- _Estratto della pagina_:

◇ ◇ ◇ ◇

Entrate in un’aula di tribunale.
Alzate lo sguardo. Prima ancora di incrociare quello del giudice, ne incontrerete un altro, più severo e impersonale: quello della scritta che domina la parete. “La legge è uguale per tutti”.
È più di una frase; è un patto di fiducia tra lo Stato e il cittadino, la promessa solenne che, di fronte alla bilancia della giustizia, ogni differenza di censo, potere o estrazione sociale svanirà.
Ma cosa succede quando quella promessa si rivela un’illusione? E se quella scritta, anziché descrivere una realtà, non fosse altro che un dogma da recitare per tenere in piedi un sistema profondamente iniquo?Questa è la tesi, brutale e senza sconti, sostenuta dall’avvocato Pierluigi Fettolini durante una discussione per “Fabbrica della Comunicazione”.
Con la lucidità di chi vive quotidianamente le contraddizioni del sistema, Fettolini risponde alla domanda fondamentale con un “monumentale no”, invitando a un “risveglio” collettivo da quella che definisce una “bella addormentata” concezione della giustizia.
La sua analisi non è un semplice sfogo, ma una meticolosa decostruzione di un castello di carte, che rivela come il diritto, in Italia, sia pesantemente condizionato da tre fattori ineludibili: il denaro, il potere e un disegno politico volto a scoraggiare, più che a servire, il cittadino.
Il primo, e forse più insormontabile, ostacolo all’uguaglianza è di natura economica. La giustizia, nel concreto, non è un diritto gratuito, ma un servizio con un costo.
L’istituto del patrocinio a spese dello Stato è il velo che dovrebbe nascondere questa cruda realtà, garantendo assistenza legale ai meno abbienti.
Fettolini, però, lo squarcia senza pietà. Questo strumento, spiega, è un cerotto su una ferita profonda. Non solo non tutte le cause sono ammesse al patrocinio, ma la sua copertura è parziale e spesso insufficiente per una difesa ad armi pari.
L’esempio più calzante è la figura del Consulente Tecnico di Parte (CTP). In un contenzioso complesso, la perizia di un esperto di parte è fondamentale per dialogare, e se necessario contrastare, le conclusioni del perito nominato dal giudice (CTU).
La parcella di questo professionista, tuttavia, non rientra nel gratuito patrocinio. Il risultato è una disparità abissale: la parte facoltosa può schierare un proprio esperto per orientare la perizia, mentre la parte più debole deve subire passivamente le conclusioni del CTU, trovandosi di fatto disarmata.
Questa dinamica esplode con drammatica evidenza nel diritto di famiglia. Il divorzio, sancito come un diritto civile, diventa nella pratica un privilegio per ricchi.
Per una coppia con un reddito medio e figli a carico, l’idea di sdoppiare le spese – due affitti, due set di utenze, il mantenimento – è semplicemente insostenibile. “Le nostre nonne”, osserva Fettolini, “non divorziavano non solo per un diverso costrutto culturale, ma per una questione molto concreta: ‘dove vado?'”.

◇ ◇ ◇ ◇

- _Dati estratti_:
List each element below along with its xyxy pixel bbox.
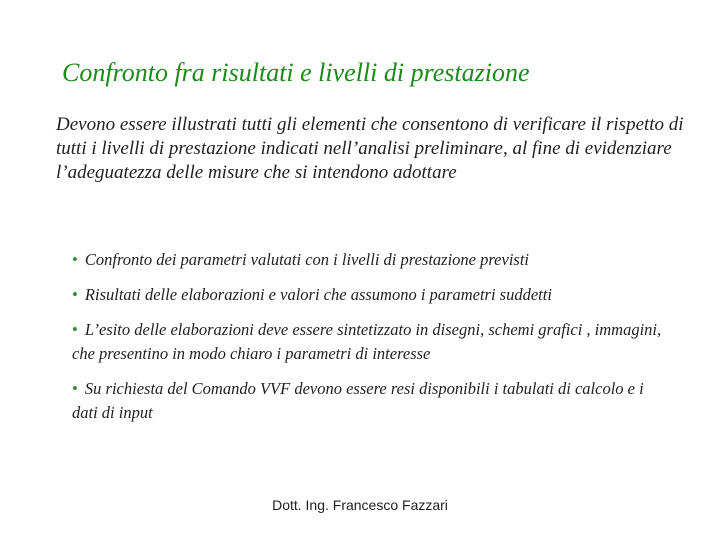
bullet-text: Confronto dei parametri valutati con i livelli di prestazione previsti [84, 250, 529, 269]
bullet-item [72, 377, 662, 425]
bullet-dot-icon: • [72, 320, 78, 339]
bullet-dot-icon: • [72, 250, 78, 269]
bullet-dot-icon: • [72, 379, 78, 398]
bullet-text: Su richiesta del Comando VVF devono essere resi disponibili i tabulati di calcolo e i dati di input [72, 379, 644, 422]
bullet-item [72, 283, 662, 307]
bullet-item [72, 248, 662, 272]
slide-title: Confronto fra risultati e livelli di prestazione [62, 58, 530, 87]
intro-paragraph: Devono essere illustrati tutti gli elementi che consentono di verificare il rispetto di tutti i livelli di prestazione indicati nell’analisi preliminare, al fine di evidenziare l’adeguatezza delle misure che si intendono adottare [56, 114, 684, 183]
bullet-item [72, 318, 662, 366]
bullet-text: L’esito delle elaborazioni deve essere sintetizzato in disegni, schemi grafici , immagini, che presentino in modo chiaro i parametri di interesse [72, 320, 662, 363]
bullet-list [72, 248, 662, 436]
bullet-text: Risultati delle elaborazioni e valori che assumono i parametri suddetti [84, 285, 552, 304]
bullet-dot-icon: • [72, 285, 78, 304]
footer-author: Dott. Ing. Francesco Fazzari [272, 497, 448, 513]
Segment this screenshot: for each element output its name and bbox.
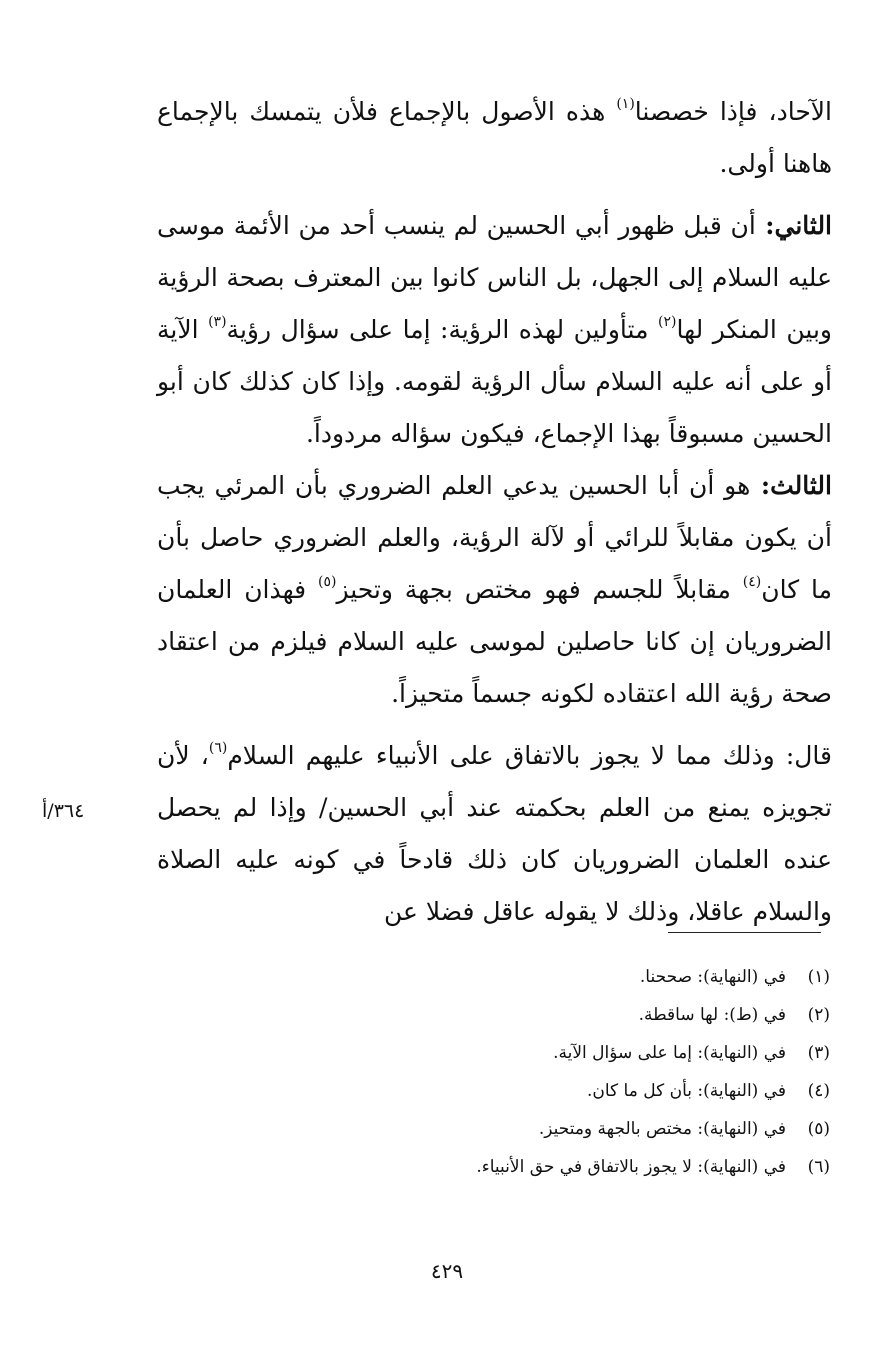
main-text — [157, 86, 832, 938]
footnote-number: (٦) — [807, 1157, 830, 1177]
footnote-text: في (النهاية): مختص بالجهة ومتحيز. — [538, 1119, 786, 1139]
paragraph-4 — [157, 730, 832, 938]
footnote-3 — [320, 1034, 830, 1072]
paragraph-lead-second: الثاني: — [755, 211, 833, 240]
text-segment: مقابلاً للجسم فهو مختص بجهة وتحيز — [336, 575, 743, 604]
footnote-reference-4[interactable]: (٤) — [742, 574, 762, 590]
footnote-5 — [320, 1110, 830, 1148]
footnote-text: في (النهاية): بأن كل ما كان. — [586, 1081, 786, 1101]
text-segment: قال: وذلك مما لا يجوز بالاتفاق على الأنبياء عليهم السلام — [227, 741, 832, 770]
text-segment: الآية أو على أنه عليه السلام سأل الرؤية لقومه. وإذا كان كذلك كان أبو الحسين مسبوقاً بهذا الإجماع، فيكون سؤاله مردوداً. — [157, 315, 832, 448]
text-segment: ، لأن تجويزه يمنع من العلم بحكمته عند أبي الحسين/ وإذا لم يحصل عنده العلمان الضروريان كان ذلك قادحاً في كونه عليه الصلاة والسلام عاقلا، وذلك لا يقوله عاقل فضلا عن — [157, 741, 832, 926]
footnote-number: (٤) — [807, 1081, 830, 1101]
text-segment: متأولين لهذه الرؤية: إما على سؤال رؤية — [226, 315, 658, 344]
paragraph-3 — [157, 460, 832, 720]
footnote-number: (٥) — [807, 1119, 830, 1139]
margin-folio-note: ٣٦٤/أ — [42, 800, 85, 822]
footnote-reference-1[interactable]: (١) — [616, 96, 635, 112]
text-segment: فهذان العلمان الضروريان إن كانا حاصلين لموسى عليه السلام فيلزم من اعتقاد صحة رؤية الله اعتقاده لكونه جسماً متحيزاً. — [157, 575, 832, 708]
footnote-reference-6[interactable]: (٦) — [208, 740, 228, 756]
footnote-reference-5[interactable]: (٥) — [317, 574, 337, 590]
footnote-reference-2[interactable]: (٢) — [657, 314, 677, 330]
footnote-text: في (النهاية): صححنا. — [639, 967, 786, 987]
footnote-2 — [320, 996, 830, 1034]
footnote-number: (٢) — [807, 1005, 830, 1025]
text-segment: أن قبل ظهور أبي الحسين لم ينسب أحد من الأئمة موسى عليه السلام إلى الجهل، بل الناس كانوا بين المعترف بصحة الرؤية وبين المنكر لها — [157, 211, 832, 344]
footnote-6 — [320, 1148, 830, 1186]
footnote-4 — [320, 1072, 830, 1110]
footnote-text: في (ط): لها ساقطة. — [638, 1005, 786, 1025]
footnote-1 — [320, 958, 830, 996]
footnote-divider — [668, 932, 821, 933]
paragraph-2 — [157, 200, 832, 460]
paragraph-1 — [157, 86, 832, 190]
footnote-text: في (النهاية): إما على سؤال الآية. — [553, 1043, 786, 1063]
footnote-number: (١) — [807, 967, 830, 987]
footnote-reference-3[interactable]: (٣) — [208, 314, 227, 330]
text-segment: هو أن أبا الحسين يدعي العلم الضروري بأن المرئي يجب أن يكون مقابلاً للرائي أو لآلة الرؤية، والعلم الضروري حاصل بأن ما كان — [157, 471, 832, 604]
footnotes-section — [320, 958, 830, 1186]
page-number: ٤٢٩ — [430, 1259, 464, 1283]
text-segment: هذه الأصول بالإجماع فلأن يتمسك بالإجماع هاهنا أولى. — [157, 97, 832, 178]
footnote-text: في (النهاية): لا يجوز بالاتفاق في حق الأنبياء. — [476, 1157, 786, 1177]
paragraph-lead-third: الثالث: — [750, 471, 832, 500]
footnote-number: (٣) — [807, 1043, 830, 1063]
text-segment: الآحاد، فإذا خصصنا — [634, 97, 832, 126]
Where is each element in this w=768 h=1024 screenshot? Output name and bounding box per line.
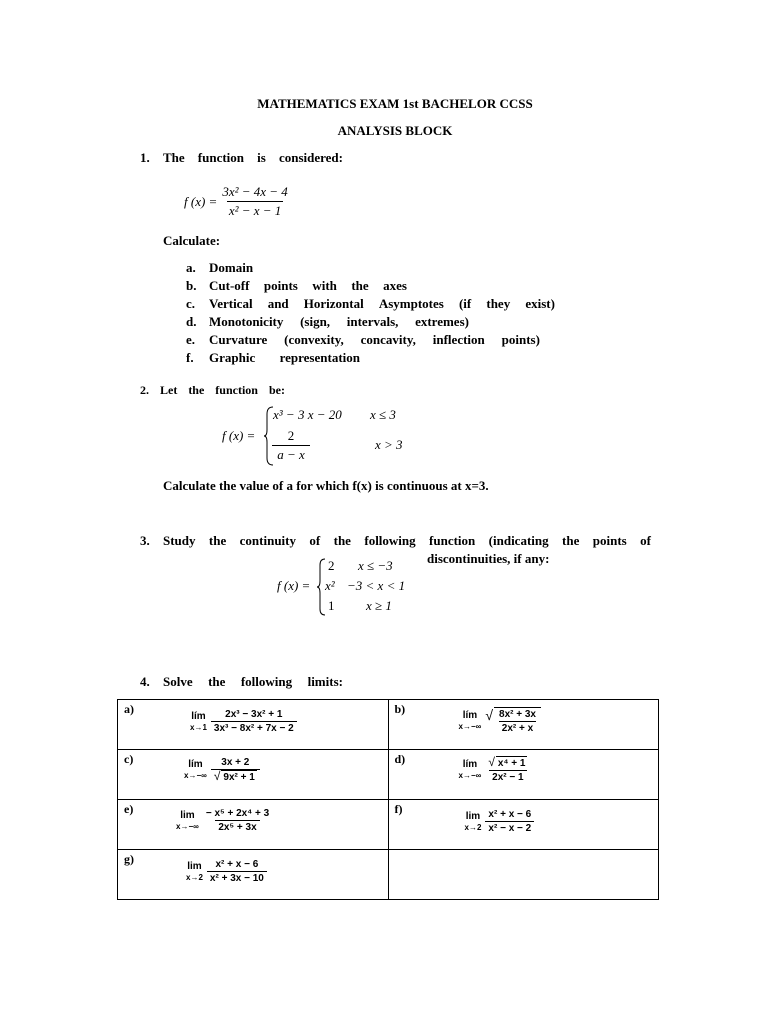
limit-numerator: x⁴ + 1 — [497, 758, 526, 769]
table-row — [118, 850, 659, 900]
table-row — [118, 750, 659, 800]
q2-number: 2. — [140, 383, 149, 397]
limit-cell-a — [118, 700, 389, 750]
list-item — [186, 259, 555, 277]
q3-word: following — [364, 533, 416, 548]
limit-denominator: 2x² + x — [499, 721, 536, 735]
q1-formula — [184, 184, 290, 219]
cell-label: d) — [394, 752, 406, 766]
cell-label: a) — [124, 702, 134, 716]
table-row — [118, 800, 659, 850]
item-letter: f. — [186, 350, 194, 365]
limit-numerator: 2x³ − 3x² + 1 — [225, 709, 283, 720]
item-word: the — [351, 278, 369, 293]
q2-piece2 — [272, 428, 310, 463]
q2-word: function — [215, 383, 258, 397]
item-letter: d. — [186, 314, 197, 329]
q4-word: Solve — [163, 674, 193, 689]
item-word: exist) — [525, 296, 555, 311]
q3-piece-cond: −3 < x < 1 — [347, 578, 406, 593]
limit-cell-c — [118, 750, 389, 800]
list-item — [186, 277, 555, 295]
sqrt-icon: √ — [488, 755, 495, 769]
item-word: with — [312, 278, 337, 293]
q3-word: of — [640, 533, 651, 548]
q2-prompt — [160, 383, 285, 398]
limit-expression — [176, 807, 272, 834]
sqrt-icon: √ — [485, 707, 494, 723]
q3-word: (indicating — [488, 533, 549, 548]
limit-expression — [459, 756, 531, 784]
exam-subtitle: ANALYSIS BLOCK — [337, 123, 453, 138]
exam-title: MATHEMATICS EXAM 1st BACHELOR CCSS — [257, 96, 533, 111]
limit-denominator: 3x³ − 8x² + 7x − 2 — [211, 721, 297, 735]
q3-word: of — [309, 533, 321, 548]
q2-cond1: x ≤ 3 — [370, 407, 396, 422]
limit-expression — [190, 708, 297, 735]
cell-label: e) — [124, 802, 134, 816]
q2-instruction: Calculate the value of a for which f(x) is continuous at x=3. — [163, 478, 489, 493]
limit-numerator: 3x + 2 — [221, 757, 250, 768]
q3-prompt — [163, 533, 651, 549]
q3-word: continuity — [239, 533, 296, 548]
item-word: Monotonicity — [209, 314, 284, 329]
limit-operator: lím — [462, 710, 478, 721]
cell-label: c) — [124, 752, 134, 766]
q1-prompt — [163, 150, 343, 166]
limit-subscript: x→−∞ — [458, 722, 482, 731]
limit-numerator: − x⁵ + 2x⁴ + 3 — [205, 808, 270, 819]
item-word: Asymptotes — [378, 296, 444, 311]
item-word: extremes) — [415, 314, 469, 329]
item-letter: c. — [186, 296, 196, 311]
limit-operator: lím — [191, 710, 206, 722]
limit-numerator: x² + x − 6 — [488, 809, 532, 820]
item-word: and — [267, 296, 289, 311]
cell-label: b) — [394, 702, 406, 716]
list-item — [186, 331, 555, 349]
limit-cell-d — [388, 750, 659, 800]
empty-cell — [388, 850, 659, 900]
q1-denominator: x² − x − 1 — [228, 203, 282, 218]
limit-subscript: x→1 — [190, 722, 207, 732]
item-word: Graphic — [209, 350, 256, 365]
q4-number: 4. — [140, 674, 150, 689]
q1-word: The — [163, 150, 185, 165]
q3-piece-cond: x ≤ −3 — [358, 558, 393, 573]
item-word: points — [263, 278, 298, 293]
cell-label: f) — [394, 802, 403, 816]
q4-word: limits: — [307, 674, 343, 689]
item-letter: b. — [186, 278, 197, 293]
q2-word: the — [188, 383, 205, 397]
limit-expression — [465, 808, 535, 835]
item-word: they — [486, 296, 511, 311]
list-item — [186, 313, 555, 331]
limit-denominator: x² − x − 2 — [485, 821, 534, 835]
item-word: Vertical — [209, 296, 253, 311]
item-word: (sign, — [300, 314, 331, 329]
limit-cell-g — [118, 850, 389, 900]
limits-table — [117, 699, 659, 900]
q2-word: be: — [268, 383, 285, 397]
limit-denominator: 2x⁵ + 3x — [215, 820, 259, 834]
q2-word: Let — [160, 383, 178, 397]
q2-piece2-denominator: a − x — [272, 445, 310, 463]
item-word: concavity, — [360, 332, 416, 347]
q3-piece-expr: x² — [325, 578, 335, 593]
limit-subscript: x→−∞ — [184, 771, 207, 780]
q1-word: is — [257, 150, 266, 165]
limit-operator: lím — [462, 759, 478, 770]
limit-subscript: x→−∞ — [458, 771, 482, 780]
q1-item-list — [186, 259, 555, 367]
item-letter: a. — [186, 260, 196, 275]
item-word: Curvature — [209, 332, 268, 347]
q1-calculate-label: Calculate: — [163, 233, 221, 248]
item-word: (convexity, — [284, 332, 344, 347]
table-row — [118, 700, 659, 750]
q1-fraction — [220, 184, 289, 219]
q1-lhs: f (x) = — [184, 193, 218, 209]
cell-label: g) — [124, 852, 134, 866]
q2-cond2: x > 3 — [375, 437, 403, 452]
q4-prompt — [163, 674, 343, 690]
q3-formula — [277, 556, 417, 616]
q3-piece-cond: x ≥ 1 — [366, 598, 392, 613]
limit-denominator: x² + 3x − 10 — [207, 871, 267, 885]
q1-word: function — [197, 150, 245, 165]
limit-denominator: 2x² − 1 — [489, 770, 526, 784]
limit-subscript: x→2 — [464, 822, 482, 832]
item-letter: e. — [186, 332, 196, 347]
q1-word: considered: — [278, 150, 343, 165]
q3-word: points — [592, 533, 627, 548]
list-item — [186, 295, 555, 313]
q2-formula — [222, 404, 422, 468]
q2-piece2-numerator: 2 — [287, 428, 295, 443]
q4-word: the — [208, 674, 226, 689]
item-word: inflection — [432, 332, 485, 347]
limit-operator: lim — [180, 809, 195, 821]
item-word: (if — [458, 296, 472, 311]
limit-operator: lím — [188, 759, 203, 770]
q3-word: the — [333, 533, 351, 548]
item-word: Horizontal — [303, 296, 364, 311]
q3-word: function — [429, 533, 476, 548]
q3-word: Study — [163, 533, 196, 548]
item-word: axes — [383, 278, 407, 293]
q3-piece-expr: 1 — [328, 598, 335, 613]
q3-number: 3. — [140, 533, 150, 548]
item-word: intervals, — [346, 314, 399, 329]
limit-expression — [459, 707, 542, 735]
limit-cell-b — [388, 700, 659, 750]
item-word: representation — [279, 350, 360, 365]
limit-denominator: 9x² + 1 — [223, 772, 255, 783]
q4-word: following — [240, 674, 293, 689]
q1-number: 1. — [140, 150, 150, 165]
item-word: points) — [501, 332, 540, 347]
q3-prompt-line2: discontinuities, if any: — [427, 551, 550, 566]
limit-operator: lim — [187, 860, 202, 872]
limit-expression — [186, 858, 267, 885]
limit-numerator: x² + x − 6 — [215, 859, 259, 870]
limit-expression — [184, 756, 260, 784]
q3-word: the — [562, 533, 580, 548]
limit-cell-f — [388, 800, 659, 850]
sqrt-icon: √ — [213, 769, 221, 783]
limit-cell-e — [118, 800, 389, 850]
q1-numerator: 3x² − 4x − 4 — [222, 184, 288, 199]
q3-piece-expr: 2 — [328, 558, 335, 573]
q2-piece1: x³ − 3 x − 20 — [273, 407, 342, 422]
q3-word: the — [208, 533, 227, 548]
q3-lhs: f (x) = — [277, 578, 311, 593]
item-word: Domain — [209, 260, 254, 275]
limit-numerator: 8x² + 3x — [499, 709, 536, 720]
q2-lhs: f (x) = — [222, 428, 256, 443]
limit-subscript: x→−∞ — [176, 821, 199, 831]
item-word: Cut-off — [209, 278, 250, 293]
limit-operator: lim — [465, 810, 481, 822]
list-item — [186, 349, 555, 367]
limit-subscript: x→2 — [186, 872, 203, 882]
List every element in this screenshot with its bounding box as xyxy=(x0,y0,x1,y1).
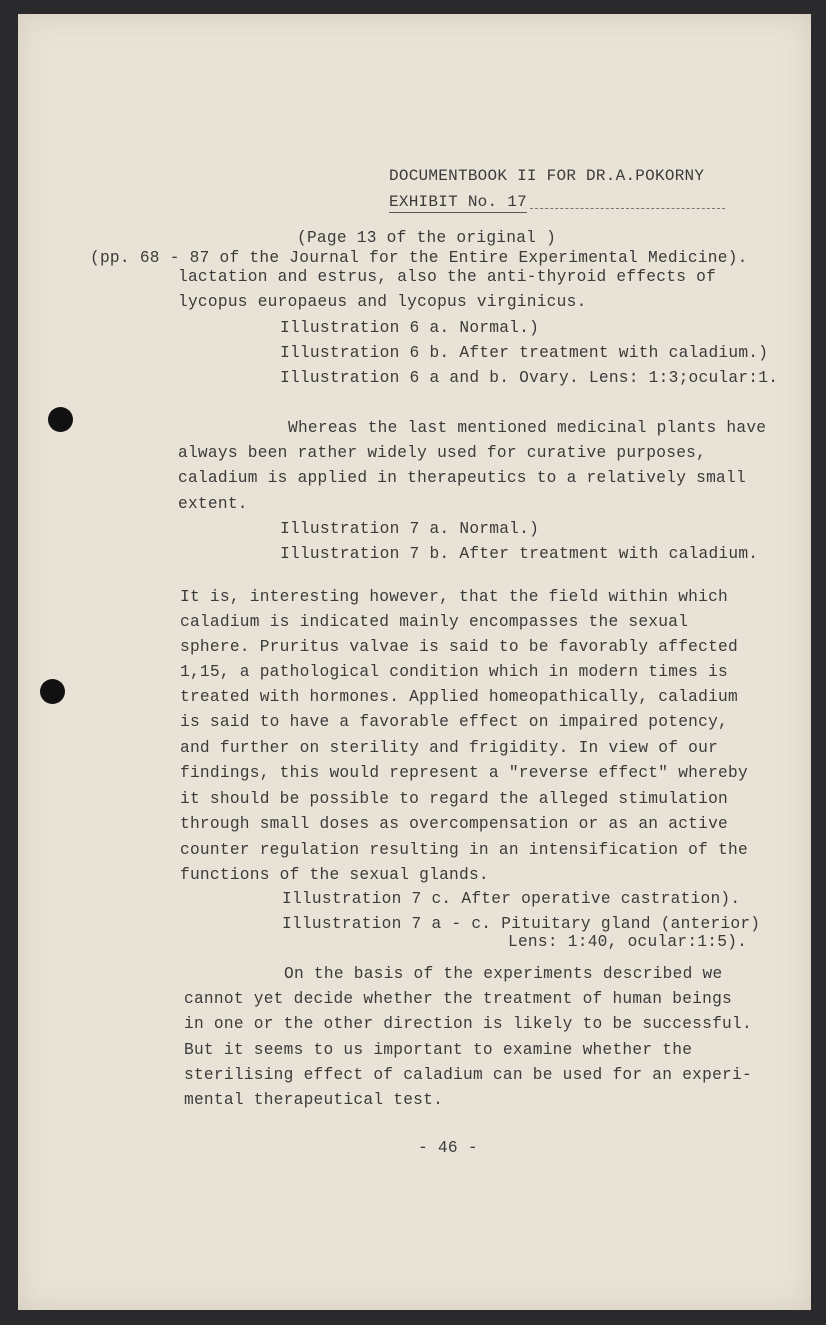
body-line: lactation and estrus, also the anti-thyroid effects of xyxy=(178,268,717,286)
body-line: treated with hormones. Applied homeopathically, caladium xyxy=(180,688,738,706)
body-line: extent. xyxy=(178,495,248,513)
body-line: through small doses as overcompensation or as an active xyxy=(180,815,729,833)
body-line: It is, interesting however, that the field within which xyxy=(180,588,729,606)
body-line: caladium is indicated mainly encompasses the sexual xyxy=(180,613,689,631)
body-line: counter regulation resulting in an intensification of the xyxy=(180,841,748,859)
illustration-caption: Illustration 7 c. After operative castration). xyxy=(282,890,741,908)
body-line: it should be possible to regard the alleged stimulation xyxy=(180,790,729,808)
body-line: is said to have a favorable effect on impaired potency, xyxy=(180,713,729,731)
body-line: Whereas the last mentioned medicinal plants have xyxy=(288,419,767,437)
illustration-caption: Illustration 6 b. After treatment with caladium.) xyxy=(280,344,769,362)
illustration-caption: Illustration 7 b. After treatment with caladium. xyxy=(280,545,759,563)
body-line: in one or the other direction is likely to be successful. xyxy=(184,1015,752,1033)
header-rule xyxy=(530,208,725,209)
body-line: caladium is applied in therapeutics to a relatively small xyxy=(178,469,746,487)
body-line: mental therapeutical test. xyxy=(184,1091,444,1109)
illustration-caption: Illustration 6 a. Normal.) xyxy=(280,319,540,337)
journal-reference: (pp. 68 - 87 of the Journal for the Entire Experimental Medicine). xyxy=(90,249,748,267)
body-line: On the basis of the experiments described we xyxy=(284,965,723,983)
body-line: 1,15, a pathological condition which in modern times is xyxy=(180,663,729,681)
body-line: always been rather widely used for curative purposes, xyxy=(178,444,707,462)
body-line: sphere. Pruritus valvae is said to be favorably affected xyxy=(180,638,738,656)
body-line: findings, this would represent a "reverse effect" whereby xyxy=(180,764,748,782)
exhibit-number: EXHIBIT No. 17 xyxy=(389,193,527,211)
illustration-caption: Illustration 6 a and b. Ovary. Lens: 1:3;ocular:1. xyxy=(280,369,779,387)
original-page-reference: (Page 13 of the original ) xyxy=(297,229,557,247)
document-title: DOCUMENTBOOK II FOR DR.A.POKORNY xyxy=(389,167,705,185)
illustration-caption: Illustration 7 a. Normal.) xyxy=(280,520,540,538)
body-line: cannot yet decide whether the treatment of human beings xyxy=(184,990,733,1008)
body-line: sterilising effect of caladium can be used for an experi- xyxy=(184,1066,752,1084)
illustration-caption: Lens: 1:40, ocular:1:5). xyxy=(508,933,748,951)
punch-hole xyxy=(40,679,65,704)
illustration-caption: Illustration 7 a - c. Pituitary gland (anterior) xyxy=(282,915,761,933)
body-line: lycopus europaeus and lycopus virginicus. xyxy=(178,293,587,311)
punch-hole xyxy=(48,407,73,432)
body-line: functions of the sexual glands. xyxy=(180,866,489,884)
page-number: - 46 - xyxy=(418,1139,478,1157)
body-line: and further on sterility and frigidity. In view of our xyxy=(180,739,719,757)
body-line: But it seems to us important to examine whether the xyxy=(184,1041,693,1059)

◇ ◇ ◇ ◇

- _Obiettivi_:
- 1) Indica se ciascuna affermazione concorda con l'estratto sull'uguaglianza davanti alla legge, rispondendo sì o no e citando alla lettera le parole del testo che lo decidono: (a) la parcella del Consulente Tecnico di Parte rientra nel gratuito patrocinio; (b) tutte le cause sono ammesse al patrocinio a spese dello Stato; (c) Fettolini risponde alla domanda fondamentale con un “monumentale no”.
- 2) Riporta senza modifiche il passo dell'estratto sull'uguaglianza davanti alla legge che comincia con "Fettolini, però, lo" e prosegue fino a "di fatto disarmata.".
Le righe qui non hanno alcun ruolo.

- _Risposte in ordine_:
- 1)
(a) No: “La parcella di questo professionista, tuttavia, non rientra nel gratuito patrocinio.”
(b) No: “Non solo non tutte le cause sono ammesse al patrocinio”
(c) Sì: “Fettolini risponde alla domanda fondamentale con un “monumentale no””

- 2)
Fettolini, però, lo squarcia senza pietà. Questo strumento, spiega, è un cerotto su una ferita profonda. Non solo non tutte le cause sono ammesse al patrocinio, ma la sua copertura è parziale e spesso insufficiente per una difesa ad armi pari.
L’esempio più calzante è la figura del Consulente Tecnico di Parte (CTP). In un contenzioso complesso, la perizia di un esperto di parte è fondamentale per dialogare, e se necessario contrastare, le conclusioni del perito nominato dal giudice (CTU).
La parcella di questo professionista, tuttavia, non rientra nel gratuito patrocinio. Il risultato è una disparità abissale: la parte facoltosa può schierare un proprio esperto per orientare la perizia, mentre la parte più debole deve subire passivamente le conclusioni del CTU, trovandosi di fatto disarmata.